» **Stated problem**
Repeat the records below exactly as they appear.
— BEGIN Data lines —
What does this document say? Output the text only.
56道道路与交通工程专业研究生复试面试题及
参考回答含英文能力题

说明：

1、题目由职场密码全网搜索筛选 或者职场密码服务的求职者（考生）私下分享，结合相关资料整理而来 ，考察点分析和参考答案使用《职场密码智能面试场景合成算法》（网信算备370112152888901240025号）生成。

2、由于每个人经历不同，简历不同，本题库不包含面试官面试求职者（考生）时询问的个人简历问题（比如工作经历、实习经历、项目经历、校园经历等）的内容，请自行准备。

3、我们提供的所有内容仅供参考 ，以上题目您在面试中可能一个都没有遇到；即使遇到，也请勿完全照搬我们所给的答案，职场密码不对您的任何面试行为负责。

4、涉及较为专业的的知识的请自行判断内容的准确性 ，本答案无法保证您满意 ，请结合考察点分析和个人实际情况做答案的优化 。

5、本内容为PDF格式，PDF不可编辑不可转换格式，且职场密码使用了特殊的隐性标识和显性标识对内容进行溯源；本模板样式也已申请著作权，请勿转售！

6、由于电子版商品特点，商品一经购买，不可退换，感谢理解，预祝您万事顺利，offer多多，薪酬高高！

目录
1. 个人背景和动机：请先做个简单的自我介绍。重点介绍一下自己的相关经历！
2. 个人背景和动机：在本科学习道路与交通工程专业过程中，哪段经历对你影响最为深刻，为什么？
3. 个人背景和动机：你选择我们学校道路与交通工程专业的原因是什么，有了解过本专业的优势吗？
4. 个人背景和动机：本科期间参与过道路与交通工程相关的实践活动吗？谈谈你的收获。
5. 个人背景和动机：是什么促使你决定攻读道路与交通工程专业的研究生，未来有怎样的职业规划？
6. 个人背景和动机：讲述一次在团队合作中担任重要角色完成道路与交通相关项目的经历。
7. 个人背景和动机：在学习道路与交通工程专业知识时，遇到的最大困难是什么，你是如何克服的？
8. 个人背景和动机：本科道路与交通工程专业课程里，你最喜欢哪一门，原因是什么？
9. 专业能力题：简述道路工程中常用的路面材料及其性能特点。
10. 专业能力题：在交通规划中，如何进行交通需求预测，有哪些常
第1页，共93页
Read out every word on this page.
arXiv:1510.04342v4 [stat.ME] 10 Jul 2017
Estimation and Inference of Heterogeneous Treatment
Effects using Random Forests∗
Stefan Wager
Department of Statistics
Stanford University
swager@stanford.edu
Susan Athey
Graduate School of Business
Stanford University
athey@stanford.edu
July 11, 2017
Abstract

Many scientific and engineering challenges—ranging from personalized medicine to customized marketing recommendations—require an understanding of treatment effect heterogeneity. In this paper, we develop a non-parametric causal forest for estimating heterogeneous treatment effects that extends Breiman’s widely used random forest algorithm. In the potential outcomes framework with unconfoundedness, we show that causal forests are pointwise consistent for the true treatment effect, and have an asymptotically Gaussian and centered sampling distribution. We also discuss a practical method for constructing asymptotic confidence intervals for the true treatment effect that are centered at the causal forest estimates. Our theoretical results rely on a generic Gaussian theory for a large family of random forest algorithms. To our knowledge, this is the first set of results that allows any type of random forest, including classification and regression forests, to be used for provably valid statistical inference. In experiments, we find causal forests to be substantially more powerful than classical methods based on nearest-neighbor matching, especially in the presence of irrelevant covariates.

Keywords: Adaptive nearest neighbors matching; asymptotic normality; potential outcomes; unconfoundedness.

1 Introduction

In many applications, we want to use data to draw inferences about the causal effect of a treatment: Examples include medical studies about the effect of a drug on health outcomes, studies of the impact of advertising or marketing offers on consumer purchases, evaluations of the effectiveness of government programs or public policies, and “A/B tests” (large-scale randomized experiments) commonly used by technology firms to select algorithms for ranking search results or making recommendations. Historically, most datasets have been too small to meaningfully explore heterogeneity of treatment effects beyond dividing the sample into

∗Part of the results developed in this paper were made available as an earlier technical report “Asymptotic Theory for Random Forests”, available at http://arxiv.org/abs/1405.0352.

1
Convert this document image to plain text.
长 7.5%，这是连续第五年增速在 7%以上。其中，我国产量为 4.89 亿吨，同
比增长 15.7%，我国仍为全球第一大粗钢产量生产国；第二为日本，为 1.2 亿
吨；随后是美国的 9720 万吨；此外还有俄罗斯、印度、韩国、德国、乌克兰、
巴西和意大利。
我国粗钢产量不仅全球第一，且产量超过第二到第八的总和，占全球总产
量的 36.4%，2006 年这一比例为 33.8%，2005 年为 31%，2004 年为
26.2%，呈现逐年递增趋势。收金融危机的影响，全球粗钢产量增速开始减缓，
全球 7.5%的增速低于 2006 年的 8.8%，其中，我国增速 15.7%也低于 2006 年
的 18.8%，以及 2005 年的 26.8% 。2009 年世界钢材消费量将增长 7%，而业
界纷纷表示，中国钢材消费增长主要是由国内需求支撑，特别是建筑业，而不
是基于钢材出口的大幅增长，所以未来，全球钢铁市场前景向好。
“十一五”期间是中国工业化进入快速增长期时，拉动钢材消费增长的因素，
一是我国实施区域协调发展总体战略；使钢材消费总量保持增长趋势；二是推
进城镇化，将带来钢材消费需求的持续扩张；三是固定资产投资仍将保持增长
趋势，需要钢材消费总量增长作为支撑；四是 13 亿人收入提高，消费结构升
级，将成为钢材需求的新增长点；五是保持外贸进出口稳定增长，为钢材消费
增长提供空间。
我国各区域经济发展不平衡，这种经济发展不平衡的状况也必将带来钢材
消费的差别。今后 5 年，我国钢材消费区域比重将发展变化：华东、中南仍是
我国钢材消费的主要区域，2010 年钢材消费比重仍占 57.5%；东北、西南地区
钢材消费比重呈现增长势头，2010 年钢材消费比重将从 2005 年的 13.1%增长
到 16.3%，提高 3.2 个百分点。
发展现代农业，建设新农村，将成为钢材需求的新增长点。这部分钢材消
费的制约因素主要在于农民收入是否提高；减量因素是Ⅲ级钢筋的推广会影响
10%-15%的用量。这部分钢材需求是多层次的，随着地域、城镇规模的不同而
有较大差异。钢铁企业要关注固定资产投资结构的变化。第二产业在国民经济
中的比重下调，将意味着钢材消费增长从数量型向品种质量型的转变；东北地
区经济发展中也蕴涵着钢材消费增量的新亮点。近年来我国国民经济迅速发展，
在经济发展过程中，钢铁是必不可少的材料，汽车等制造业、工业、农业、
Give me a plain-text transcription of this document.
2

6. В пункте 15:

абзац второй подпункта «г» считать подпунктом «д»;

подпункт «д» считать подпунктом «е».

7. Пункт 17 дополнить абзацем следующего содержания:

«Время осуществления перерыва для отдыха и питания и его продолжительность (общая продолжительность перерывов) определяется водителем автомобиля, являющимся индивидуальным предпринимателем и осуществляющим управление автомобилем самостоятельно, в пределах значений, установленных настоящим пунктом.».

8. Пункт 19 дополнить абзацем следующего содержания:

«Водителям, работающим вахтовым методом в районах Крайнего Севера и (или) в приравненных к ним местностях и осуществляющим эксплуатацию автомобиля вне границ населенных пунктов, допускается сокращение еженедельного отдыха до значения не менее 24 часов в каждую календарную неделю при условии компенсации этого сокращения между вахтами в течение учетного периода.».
— END Data lines —
» **Response to the exercise**
What does this document say? Output the text only.
56道道路与交通工程专业研究生复试面试题及
参考回答含英文能力题

说明：

1、题目由职场密码全网搜索筛选 或者职场密码服务的求职者（考生）私下分享，结合相关资料整理而来 ，考察点分析和参考答案使用《职场密码智能面试场景合成算法》（网信算备370112152888901240025号）生成。

2、由于每个人经历不同，简历不同，本题库不包含面试官面试求职者（考生）时询问的个人简历问题（比如工作经历、实习经历、项目经历、校园经历等）的内容，请自行准备。

3、我们提供的所有内容仅供参考 ，以上题目您在面试中可能一个都没有遇到；即使遇到，也请勿完全照搬我们所给的答案，职场密码不对您的任何面试行为负责。

4、涉及较为专业的的知识的请自行判断内容的准确性 ，本答案无法保证您满意 ，请结合考察点分析和个人实际情况做答案的优化 。

5、本内容为PDF格式，PDF不可编辑不可转换格式，且职场密码使用了特殊的隐性标识和显性标识对内容进行溯源；本模板样式也已申请著作权，请勿转售！

6、由于电子版商品特点，商品一经购买，不可退换，感谢理解，预祝您万事顺利，offer多多，薪酬高高！

目录
1. 个人背景和动机：请先做个简单的自我介绍。重点介绍一下自己的相关经历！
2. 个人背景和动机：在本科学习道路与交通工程专业过程中，哪段经历对你影响最为深刻，为什么？
3. 个人背景和动机：你选择我们学校道路与交通工程专业的原因是什么，有了解过本专业的优势吗？
4. 个人背景和动机：本科期间参与过道路与交通工程相关的实践活动吗？谈谈你的收获。
5. 个人背景和动机：是什么促使你决定攻读道路与交通工程专业的研究生，未来有怎样的职业规划？
6. 个人背景和动机：讲述一次在团队合作中担任重要角色完成道路与交通相关项目的经历。
7. 个人背景和动机：在学习道路与交通工程专业知识时，遇到的最大困难是什么，你是如何克服的？
8. 个人背景和动机：本科道路与交通工程专业课程里，你最喜欢哪一门，原因是什么？
9. 专业能力题：简述道路工程中常用的路面材料及其性能特点。
10. 专业能力题：在交通规划中，如何进行交通需求预测，有哪些常
第1页，共93页
Read out every word on this page.
arXiv:1510.04342v4 [stat.ME] 10 Jul 2017
Estimation and Inference of Heterogeneous Treatment
Effects using Random Forests∗
Stefan Wager
Department of Statistics
Stanford University
swager@stanford.edu
Susan Athey
Graduate School of Business
Stanford University
athey@stanford.edu
July 11, 2017
Abstract

Many scientific and engineering challenges—ranging from personalized medicine to customized marketing recommendations—require an understanding of treatment effect heterogeneity. In this paper, we develop a non-parametric causal forest for estimating heterogeneous treatment effects that extends Breiman’s widely used random forest algorithm. In the potential outcomes framework with unconfoundedness, we show that causal forests are pointwise consistent for the true treatment effect, and have an asymptotically Gaussian and centered sampling distribution. We also discuss a practical method for constructing asymptotic confidence intervals for the true treatment effect that are centered at the causal forest estimates. Our theoretical results rely on a generic Gaussian theory for a large family of random forest algorithms. To our knowledge, this is the first set of results that allows any type of random forest, including classification and regression forests, to be used for provably valid statistical inference. In experiments, we find causal forests to be substantially more powerful than classical methods based on nearest-neighbor matching, especially in the presence of irrelevant covariates.

Keywords: Adaptive nearest neighbors matching; asymptotic normality; potential outcomes; unconfoundedness.

1 Introduction

In many applications, we want to use data to draw inferences about the causal effect of a treatment: Examples include medical studies about the effect of a drug on health outcomes, studies of the impact of advertising or marketing offers on consumer purchases, evaluations of the effectiveness of government programs or public policies, and “A/B tests” (large-scale randomized experiments) commonly used by technology firms to select algorithms for ranking search results or making recommendations. Historically, most datasets have been too small to meaningfully explore heterogeneity of treatment effects beyond dividing the sample into

∗Part of the results developed in this paper were made available as an earlier technical report “Asymptotic Theory for Random Forests”, available at http://arxiv.org/abs/1405.0352.

1
Convert this document image to plain text.
长 7.5%，这是连续第五年增速在 7%以上。其中，我国产量为 4.89 亿吨，同
比增长 15.7%，我国仍为全球第一大粗钢产量生产国；第二为日本，为 1.2 亿
吨；随后是美国的 9720 万吨；此外还有俄罗斯、印度、韩国、德国、乌克兰、
巴西和意大利。
我国粗钢产量不仅全球第一，且产量超过第二到第八的总和，占全球总产
量的 36.4%，2006 年这一比例为 33.8%，2005 年为 31%，2004 年为
26.2%，呈现逐年递增趋势。收金融危机的影响，全球粗钢产量增速开始减缓，
全球 7.5%的增速低于 2006 年的 8.8%，其中，我国增速 15.7%也低于 2006 年
的 18.8%，以及 2005 年的 26.8% 。2009 年世界钢材消费量将增长 7%，而业
界纷纷表示，中国钢材消费增长主要是由国内需求支撑，特别是建筑业，而不
是基于钢材出口的大幅增长，所以未来，全球钢铁市场前景向好。
“十一五”期间是中国工业化进入快速增长期时，拉动钢材消费增长的因素，
一是我国实施区域协调发展总体战略；使钢材消费总量保持增长趋势；二是推
进城镇化，将带来钢材消费需求的持续扩张；三是固定资产投资仍将保持增长
趋势，需要钢材消费总量增长作为支撑；四是 13 亿人收入提高，消费结构升
级，将成为钢材需求的新增长点；五是保持外贸进出口稳定增长，为钢材消费
增长提供空间。
我国各区域经济发展不平衡，这种经济发展不平衡的状况也必将带来钢材
消费的差别。今后 5 年，我国钢材消费区域比重将发展变化：华东、中南仍是
我国钢材消费的主要区域，2010 年钢材消费比重仍占 57.5%；东北、西南地区
钢材消费比重呈现增长势头，2010 年钢材消费比重将从 2005 年的 13.1%增长
到 16.3%，提高 3.2 个百分点。
发展现代农业，建设新农村，将成为钢材需求的新增长点。这部分钢材消
费的制约因素主要在于农民收入是否提高；减量因素是Ⅲ级钢筋的推广会影响
10%-15%的用量。这部分钢材需求是多层次的，随着地域、城镇规模的不同而
有较大差异。钢铁企业要关注固定资产投资结构的变化。第二产业在国民经济
中的比重下调，将意味着钢材消费增长从数量型向品种质量型的转变；东北地
区经济发展中也蕴涵着钢材消费增量的新亮点。近年来我国国民经济迅速发展，
在经济发展过程中，钢铁是必不可少的材料，汽车等制造业、工业、农业、
Give me a plain-text transcription of this document.
2

6. В пункте 15:

абзац второй подпункта «г» считать подпунктом «д»;

подпункт «д» считать подпунктом «е».

7. Пункт 17 дополнить абзацем следующего содержания:

«Время осуществления перерыва для отдыха и питания и его продолжительность (общая продолжительность перерывов) определяется водителем автомобиля, являющимся индивидуальным предпринимателем и осуществляющим управление автомобилем самостоятельно, в пределах значений, установленных настоящим пунктом.».

8. Пункт 19 дополнить абзацем следующего содержания:

«Водителям, работающим вахтовым методом в районах Крайнего Севера и (или) в приравненных к ним местностях и осуществляющим эксплуатацию автомобиля вне границ населенных пунктов, допускается сокращение еженедельного отдыха до значения не менее 24 часов в каждую календарную неделю при условии компенсации этого сокращения между вахтами в течение учетного периода.».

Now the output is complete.